Material for this exercise |
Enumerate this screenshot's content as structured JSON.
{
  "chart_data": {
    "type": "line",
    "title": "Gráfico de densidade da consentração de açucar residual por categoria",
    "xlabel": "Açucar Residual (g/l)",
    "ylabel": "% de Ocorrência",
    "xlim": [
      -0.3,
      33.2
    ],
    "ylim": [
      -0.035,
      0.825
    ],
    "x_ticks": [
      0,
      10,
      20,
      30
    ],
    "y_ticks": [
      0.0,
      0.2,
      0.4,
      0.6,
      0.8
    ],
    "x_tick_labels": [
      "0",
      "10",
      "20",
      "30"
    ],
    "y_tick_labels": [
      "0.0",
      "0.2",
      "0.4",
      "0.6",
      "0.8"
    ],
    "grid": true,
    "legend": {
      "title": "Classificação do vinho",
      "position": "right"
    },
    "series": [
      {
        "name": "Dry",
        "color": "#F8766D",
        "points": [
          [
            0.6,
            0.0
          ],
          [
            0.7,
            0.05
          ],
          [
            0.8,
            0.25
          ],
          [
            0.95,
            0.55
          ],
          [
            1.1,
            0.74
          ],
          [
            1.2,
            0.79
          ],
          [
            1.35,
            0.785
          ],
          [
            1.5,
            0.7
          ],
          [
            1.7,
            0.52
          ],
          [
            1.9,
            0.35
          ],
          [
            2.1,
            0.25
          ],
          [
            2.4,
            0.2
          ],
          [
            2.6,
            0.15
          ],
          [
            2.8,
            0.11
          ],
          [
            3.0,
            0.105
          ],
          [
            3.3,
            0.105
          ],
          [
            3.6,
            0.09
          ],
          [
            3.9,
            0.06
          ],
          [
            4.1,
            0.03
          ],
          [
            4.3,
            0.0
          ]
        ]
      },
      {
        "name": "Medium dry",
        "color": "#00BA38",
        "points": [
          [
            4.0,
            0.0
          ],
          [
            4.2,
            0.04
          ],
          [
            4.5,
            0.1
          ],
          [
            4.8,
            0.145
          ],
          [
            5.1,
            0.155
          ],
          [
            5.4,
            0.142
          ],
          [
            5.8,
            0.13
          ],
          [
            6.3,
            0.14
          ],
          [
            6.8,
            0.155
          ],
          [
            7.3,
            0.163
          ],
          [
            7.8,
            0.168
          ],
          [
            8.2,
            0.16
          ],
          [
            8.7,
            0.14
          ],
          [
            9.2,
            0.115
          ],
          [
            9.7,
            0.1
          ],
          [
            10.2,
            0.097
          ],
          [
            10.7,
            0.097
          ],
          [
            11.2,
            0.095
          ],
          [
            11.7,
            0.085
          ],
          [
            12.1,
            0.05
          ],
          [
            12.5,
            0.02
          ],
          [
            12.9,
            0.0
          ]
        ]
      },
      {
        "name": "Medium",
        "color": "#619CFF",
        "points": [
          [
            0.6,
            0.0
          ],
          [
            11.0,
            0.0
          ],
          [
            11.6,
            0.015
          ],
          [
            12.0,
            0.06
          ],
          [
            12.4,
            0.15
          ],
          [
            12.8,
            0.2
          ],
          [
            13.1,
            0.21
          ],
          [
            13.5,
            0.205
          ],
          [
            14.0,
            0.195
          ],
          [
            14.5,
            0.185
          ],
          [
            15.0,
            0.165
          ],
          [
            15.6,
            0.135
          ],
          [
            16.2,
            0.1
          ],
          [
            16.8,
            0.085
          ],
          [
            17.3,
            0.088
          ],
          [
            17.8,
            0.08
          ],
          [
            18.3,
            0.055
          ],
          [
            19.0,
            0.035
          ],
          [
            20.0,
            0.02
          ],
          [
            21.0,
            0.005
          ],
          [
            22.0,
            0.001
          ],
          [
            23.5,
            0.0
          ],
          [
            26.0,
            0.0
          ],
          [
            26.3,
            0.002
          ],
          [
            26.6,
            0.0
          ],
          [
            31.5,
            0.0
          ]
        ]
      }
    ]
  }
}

Objective | Copy all lines above containing the string "title".

Response to this task |
    "title": "Gráfico de densidade da consentração de açucar residual por categoria",
      "title": "Classificação do vinho",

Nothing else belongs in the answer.